[Stored data entries]
************

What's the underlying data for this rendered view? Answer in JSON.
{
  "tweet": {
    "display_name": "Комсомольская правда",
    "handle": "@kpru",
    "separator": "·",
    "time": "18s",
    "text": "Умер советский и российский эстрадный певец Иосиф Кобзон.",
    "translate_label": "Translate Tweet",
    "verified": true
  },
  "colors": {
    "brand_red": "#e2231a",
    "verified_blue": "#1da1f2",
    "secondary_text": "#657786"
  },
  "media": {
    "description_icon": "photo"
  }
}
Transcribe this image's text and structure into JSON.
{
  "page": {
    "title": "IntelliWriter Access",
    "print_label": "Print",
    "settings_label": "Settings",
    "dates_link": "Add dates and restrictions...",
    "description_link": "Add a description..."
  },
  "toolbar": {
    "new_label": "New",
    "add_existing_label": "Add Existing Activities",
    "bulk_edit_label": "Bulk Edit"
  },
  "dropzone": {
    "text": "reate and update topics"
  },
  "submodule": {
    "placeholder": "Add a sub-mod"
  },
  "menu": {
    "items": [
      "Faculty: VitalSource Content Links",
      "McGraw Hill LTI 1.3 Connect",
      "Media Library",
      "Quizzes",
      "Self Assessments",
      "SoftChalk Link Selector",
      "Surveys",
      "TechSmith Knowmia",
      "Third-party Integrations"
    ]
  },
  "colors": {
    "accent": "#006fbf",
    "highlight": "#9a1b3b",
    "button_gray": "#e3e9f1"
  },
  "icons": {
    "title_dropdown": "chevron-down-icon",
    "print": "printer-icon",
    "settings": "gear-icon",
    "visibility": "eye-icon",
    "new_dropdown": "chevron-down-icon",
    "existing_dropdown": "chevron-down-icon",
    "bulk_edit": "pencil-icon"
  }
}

************

### AIM OF THE EXERCISE
State only the number of lines in these entries that contain "down".

### ANSWER
3